Work instructions →
Could you output each line of the data that follows exactly?

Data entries
▼
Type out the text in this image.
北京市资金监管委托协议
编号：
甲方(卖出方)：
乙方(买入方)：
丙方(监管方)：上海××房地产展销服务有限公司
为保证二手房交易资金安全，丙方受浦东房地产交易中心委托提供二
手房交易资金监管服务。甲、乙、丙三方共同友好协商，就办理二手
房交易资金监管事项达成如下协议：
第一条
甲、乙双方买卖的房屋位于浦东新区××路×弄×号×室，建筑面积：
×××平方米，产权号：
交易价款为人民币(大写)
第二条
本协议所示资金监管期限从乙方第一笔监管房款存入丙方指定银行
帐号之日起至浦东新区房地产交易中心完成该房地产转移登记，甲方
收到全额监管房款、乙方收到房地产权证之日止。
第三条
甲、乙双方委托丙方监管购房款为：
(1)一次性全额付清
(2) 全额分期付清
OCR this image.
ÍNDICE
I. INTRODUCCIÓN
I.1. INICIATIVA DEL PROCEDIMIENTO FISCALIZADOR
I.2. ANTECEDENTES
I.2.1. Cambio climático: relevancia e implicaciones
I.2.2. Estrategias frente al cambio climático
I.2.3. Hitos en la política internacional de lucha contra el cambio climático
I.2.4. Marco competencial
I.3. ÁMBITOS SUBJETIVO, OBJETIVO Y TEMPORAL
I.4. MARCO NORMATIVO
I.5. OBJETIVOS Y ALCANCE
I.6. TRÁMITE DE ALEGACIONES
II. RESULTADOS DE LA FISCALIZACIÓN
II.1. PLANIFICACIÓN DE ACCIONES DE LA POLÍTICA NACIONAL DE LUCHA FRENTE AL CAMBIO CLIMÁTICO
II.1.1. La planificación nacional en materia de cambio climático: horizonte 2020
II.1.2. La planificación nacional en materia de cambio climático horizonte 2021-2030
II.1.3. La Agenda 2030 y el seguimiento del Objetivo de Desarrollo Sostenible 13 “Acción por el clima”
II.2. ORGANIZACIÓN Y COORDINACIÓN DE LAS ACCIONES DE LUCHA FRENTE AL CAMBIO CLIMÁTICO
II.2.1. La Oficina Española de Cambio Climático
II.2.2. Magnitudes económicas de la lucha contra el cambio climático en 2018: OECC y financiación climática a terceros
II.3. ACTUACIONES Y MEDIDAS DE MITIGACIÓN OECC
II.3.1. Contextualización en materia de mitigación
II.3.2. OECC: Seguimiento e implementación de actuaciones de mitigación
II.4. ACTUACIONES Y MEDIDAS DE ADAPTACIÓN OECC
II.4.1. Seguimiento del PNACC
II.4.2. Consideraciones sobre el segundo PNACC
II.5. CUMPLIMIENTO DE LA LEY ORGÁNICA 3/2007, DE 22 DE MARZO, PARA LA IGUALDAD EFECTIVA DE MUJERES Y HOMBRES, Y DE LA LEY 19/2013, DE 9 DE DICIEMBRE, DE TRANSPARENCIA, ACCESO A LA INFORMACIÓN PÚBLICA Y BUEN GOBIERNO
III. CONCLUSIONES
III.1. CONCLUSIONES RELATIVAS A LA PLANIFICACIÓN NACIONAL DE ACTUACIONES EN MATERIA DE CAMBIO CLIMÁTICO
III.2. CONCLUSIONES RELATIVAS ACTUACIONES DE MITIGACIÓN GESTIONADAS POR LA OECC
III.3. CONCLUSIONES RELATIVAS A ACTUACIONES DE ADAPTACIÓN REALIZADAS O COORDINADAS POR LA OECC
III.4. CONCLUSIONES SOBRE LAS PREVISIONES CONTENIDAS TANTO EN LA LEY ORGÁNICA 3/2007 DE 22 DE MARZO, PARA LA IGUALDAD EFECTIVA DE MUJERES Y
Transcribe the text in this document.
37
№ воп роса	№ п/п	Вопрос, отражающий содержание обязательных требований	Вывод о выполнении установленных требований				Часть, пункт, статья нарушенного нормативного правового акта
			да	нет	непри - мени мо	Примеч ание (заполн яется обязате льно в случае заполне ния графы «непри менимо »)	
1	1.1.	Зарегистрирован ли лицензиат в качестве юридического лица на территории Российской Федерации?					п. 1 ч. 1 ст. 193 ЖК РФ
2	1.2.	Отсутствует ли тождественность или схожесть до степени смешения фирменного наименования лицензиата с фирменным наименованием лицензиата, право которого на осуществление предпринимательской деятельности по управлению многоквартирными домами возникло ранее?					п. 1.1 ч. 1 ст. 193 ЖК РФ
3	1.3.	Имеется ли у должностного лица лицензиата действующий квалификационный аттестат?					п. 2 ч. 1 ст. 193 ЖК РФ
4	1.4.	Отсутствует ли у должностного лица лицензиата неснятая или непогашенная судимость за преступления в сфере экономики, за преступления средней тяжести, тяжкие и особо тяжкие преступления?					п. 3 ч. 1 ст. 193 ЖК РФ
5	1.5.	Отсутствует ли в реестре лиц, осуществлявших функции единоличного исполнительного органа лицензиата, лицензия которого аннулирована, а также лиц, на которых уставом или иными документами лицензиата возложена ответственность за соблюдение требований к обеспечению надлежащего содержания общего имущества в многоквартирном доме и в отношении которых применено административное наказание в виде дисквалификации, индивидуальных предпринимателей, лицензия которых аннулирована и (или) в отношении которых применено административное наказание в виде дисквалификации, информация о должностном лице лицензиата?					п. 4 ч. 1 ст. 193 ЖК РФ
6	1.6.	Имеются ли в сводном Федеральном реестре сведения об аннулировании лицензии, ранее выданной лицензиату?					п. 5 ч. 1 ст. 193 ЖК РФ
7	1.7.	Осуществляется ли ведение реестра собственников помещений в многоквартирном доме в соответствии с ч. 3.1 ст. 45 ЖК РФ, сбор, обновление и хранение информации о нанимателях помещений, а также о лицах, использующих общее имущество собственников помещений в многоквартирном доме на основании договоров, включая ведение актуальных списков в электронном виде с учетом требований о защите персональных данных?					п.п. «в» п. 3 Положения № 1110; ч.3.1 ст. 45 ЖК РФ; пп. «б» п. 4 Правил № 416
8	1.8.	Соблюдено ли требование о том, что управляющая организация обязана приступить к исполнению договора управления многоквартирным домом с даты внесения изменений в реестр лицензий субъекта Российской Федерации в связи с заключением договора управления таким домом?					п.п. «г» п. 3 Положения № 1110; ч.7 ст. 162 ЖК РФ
▲
Reply to the task →
Type out the text in this image.
北京市资金监管委托协议
编号：
甲方(卖出方)：
乙方(买入方)：
丙方(监管方)：上海××房地产展销服务有限公司
为保证二手房交易资金安全，丙方受浦东房地产交易中心委托提供二
手房交易资金监管服务。甲、乙、丙三方共同友好协商，就办理二手
房交易资金监管事项达成如下协议：
第一条
甲、乙双方买卖的房屋位于浦东新区××路×弄×号×室，建筑面积：
×××平方米，产权号：
交易价款为人民币(大写)
第二条
本协议所示资金监管期限从乙方第一笔监管房款存入丙方指定银行
帐号之日起至浦东新区房地产交易中心完成该房地产转移登记，甲方
收到全额监管房款、乙方收到房地产权证之日止。
第三条
甲、乙双方委托丙方监管购房款为：
(1)一次性全额付清
(2) 全额分期付清
OCR this image.
ÍNDICE
I. INTRODUCCIÓN
I.1. INICIATIVA DEL PROCEDIMIENTO FISCALIZADOR
I.2. ANTECEDENTES
I.2.1. Cambio climático: relevancia e implicaciones
I.2.2. Estrategias frente al cambio climático
I.2.3. Hitos en la política internacional de lucha contra el cambio climático
I.2.4. Marco competencial
I.3. ÁMBITOS SUBJETIVO, OBJETIVO Y TEMPORAL
I.4. MARCO NORMATIVO
I.5. OBJETIVOS Y ALCANCE
I.6. TRÁMITE DE ALEGACIONES
II. RESULTADOS DE LA FISCALIZACIÓN
II.1. PLANIFICACIÓN DE ACCIONES DE LA POLÍTICA NACIONAL DE LUCHA FRENTE AL CAMBIO CLIMÁTICO
II.1.1. La planificación nacional en materia de cambio climático: horizonte 2020
II.1.2. La planificación nacional en materia de cambio climático horizonte 2021-2030
II.1.3. La Agenda 2030 y el seguimiento del Objetivo de Desarrollo Sostenible 13 “Acción por el clima”
II.2. ORGANIZACIÓN Y COORDINACIÓN DE LAS ACCIONES DE LUCHA FRENTE AL CAMBIO CLIMÁTICO
II.2.1. La Oficina Española de Cambio Climático
II.2.2. Magnitudes económicas de la lucha contra el cambio climático en 2018: OECC y financiación climática a terceros
II.3. ACTUACIONES Y MEDIDAS DE MITIGACIÓN OECC
II.3.1. Contextualización en materia de mitigación
II.3.2. OECC: Seguimiento e implementación de actuaciones de mitigación
II.4. ACTUACIONES Y MEDIDAS DE ADAPTACIÓN OECC
II.4.1. Seguimiento del PNACC
II.4.2. Consideraciones sobre el segundo PNACC
II.5. CUMPLIMIENTO DE LA LEY ORGÁNICA 3/2007, DE 22 DE MARZO, PARA LA IGUALDAD EFECTIVA DE MUJERES Y HOMBRES, Y DE LA LEY 19/2013, DE 9 DE DICIEMBRE, DE TRANSPARENCIA, ACCESO A LA INFORMACIÓN PÚBLICA Y BUEN GOBIERNO
III. CONCLUSIONES
III.1. CONCLUSIONES RELATIVAS A LA PLANIFICACIÓN NACIONAL DE ACTUACIONES EN MATERIA DE CAMBIO CLIMÁTICO
III.2. CONCLUSIONES RELATIVAS ACTUACIONES DE MITIGACIÓN GESTIONADAS POR LA OECC
III.3. CONCLUSIONES RELATIVAS A ACTUACIONES DE ADAPTACIÓN REALIZADAS O COORDINADAS POR LA OECC
III.4. CONCLUSIONES SOBRE LAS PREVISIONES CONTENIDAS TANTO EN LA LEY ORGÁNICA 3/2007 DE 22 DE MARZO, PARA LA IGUALDAD EFECTIVA DE MUJERES Y
Transcribe the text in this document.
37
№ воп роса	№ п/п	Вопрос, отражающий содержание обязательных требований	Вывод о выполнении установленных требований				Часть, пункт, статья нарушенного нормативного правового акта
			да	нет	непри - мени мо	Примеч ание (заполн яется обязате льно в случае заполне ния графы «непри менимо »)	
1	1.1.	Зарегистрирован ли лицензиат в качестве юридического лица на территории Российской Федерации?					п. 1 ч. 1 ст. 193 ЖК РФ
2	1.2.	Отсутствует ли тождественность или схожесть до степени смешения фирменного наименования лицензиата с фирменным наименованием лицензиата, право которого на осуществление предпринимательской деятельности по управлению многоквартирными домами возникло ранее?					п. 1.1 ч. 1 ст. 193 ЖК РФ
3	1.3.	Имеется ли у должностного лица лицензиата действующий квалификационный аттестат?					п. 2 ч. 1 ст. 193 ЖК РФ
4	1.4.	Отсутствует ли у должностного лица лицензиата неснятая или непогашенная судимость за преступления в сфере экономики, за преступления средней тяжести, тяжкие и особо тяжкие преступления?					п. 3 ч. 1 ст. 193 ЖК РФ
5	1.5.	Отсутствует ли в реестре лиц, осуществлявших функции единоличного исполнительного органа лицензиата, лицензия которого аннулирована, а также лиц, на которых уставом или иными документами лицензиата возложена ответственность за соблюдение требований к обеспечению надлежащего содержания общего имущества в многоквартирном доме и в отношении которых применено административное наказание в виде дисквалификации, индивидуальных предпринимателей, лицензия которых аннулирована и (или) в отношении которых применено административное наказание в виде дисквалификации, информация о должностном лице лицензиата?					п. 4 ч. 1 ст. 193 ЖК РФ
6	1.6.	Имеются ли в сводном Федеральном реестре сведения об аннулировании лицензии, ранее выданной лицензиату?					п. 5 ч. 1 ст. 193 ЖК РФ
7	1.7.	Осуществляется ли ведение реестра собственников помещений в многоквартирном доме в соответствии с ч. 3.1 ст. 45 ЖК РФ, сбор, обновление и хранение информации о нанимателях помещений, а также о лицах, использующих общее имущество собственников помещений в многоквартирном доме на основании договоров, включая ведение актуальных списков в электронном виде с учетом требований о защите персональных данных?					п.п. «в» п. 3 Положения № 1110; ч.3.1 ст. 45 ЖК РФ; пп. «б» п. 4 Правил № 416
8	1.8.	Соблюдено ли требование о том, что управляющая организация обязана приступить к исполнению договора управления многоквартирным домом с даты внесения изменений в реестр лицензий субъекта Российской Федерации в связи с заключением договора управления таким домом?					п.п. «г» п. 3 Положения № 1110; ч.7 ст. 162 ЖК РФ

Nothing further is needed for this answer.